[Figure contents as structured data]
···

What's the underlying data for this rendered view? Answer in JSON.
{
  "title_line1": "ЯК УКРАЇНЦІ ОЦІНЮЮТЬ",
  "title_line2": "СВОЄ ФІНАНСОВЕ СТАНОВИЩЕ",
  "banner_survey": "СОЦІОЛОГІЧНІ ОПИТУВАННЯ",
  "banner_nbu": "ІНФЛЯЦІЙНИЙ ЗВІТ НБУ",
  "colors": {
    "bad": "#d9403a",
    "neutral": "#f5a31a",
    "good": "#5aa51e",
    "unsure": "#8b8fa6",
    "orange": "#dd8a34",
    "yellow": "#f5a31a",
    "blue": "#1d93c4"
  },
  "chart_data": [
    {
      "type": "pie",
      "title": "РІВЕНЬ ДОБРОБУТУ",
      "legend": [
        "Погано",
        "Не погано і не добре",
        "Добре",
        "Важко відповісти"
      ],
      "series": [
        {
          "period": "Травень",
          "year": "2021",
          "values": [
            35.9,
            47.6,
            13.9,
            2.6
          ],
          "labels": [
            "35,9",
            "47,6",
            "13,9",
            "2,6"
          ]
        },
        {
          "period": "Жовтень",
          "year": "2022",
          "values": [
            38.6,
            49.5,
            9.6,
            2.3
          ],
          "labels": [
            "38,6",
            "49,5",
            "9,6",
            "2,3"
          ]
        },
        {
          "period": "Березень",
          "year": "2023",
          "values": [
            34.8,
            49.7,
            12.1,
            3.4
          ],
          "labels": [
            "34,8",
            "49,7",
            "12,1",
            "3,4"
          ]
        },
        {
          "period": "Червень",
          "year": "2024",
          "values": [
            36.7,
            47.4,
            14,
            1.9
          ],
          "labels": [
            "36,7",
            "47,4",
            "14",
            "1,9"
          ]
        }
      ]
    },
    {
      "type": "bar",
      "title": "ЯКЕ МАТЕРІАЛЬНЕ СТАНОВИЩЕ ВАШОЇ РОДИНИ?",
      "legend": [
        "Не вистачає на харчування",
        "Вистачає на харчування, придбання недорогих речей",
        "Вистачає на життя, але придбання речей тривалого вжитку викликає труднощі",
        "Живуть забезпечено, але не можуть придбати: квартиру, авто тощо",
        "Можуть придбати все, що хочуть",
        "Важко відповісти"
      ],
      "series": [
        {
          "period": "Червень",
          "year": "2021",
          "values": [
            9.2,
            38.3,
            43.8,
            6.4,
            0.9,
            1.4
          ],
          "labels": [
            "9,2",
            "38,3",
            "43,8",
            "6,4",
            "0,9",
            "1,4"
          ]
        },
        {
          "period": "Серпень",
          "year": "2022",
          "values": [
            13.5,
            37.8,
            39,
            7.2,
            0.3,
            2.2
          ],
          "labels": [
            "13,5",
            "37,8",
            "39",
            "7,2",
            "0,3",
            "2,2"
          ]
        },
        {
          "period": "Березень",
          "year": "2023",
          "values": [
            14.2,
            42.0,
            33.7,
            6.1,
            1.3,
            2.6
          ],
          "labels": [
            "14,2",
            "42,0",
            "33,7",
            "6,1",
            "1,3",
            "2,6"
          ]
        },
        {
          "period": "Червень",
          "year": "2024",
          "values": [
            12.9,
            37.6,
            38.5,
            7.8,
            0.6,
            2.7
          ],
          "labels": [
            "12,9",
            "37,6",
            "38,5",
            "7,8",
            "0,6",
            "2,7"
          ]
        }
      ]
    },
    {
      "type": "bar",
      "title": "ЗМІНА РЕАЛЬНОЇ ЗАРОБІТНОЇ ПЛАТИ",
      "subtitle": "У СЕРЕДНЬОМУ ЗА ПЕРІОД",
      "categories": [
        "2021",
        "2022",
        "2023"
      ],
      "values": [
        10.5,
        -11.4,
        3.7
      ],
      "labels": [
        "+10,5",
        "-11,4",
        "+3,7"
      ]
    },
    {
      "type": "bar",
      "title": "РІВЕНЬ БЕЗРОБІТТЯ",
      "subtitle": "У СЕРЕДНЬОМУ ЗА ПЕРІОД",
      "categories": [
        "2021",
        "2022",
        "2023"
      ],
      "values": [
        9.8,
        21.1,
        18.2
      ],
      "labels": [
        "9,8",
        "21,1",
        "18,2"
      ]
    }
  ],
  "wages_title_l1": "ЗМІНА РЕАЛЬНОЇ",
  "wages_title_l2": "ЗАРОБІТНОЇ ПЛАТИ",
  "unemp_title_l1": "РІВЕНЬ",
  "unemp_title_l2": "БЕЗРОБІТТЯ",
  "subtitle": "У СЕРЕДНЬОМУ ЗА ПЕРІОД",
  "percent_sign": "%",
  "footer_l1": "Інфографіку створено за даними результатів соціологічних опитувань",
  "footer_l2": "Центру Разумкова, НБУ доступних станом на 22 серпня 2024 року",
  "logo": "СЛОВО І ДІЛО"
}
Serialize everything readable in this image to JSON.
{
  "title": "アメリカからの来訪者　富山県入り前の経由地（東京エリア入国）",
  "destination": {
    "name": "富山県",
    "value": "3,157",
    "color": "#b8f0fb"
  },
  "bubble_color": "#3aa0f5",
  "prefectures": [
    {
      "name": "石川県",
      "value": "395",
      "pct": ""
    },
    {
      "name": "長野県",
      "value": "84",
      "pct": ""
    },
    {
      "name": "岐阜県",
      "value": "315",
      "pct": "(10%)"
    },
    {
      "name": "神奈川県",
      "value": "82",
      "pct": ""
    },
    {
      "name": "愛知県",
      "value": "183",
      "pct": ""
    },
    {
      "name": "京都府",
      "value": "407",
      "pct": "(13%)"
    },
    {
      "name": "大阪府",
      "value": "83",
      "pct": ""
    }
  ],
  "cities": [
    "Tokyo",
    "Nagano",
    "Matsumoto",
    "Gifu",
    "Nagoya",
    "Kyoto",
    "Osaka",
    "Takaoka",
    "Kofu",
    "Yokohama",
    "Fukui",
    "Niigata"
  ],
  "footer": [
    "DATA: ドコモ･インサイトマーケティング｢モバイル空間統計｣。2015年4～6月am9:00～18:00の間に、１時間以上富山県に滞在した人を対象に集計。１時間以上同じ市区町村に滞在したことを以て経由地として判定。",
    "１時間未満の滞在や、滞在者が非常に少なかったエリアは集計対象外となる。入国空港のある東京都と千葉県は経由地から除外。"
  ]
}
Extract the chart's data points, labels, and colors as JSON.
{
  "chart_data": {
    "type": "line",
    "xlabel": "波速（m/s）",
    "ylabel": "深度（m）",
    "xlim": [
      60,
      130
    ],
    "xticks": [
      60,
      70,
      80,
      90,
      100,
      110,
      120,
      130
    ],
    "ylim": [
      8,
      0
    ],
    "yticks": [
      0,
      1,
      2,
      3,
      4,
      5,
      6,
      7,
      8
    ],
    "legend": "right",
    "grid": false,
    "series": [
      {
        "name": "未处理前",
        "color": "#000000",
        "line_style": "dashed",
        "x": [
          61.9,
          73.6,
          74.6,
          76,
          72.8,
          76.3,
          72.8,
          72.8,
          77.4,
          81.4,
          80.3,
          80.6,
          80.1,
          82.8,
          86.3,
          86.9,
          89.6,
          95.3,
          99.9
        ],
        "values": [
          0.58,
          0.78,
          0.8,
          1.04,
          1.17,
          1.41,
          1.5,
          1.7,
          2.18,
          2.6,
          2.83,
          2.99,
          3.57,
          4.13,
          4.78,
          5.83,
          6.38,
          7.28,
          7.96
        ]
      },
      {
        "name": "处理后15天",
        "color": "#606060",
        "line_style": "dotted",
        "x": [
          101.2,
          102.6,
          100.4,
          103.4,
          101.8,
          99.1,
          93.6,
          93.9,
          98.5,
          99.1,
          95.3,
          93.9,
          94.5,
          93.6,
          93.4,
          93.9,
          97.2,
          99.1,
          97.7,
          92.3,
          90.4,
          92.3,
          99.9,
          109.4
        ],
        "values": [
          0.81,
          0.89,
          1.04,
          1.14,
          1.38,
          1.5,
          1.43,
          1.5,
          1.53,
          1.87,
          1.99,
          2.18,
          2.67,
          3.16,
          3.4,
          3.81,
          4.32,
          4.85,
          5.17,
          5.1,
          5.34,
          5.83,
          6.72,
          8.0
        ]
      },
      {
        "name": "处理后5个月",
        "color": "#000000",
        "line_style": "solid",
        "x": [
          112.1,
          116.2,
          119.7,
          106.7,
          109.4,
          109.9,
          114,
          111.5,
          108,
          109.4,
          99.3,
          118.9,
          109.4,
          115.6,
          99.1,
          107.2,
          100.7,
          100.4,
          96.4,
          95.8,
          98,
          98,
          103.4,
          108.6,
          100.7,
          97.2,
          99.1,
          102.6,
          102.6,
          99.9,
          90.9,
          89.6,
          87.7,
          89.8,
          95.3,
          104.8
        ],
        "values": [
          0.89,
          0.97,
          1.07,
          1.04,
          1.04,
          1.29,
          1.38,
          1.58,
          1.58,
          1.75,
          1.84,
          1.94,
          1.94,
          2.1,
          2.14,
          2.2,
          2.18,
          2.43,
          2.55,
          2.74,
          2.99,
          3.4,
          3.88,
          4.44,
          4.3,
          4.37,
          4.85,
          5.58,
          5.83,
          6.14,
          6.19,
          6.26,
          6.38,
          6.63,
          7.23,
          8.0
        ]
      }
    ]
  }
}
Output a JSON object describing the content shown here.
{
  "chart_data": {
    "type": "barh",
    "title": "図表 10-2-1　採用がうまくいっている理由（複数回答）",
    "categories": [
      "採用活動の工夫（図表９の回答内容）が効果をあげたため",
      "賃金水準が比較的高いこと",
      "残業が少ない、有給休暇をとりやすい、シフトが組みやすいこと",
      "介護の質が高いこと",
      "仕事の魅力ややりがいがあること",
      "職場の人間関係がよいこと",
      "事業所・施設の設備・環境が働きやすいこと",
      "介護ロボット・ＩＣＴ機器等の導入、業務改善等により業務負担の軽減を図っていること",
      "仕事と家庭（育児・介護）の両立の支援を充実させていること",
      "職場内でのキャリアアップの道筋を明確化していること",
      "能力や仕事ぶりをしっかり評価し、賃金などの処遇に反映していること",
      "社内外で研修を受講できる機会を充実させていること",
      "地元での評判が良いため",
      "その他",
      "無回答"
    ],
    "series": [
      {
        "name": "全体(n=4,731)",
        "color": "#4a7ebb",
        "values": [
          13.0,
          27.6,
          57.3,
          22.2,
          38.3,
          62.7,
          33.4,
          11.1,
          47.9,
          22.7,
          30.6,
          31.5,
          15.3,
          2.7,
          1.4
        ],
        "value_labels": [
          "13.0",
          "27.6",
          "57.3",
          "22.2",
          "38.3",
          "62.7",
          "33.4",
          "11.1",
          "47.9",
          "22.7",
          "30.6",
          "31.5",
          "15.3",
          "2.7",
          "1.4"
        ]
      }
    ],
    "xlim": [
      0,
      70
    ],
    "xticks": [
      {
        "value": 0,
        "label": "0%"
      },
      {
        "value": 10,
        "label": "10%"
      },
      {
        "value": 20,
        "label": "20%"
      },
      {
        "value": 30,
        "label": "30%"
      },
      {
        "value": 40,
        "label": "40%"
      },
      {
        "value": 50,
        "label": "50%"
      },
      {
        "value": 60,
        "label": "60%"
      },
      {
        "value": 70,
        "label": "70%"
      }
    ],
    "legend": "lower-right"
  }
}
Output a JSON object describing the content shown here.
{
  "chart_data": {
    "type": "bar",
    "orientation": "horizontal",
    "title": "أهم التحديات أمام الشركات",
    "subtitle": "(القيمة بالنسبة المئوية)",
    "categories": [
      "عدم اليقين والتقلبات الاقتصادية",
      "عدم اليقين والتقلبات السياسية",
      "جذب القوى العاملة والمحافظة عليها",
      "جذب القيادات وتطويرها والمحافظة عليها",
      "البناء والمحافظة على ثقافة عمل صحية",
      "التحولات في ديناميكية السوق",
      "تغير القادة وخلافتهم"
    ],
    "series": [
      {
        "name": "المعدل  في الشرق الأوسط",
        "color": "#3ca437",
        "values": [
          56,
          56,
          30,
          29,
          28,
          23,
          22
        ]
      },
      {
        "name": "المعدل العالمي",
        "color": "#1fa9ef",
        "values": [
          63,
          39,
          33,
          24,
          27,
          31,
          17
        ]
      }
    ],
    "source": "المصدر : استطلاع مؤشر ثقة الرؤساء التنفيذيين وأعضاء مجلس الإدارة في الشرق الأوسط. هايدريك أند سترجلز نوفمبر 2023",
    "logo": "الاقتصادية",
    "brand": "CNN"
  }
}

···

* [TO DO] How many of the lines in the listing above hold the word "عليها"? Report only that figure.

* [EXERCISE RESPONSE] 2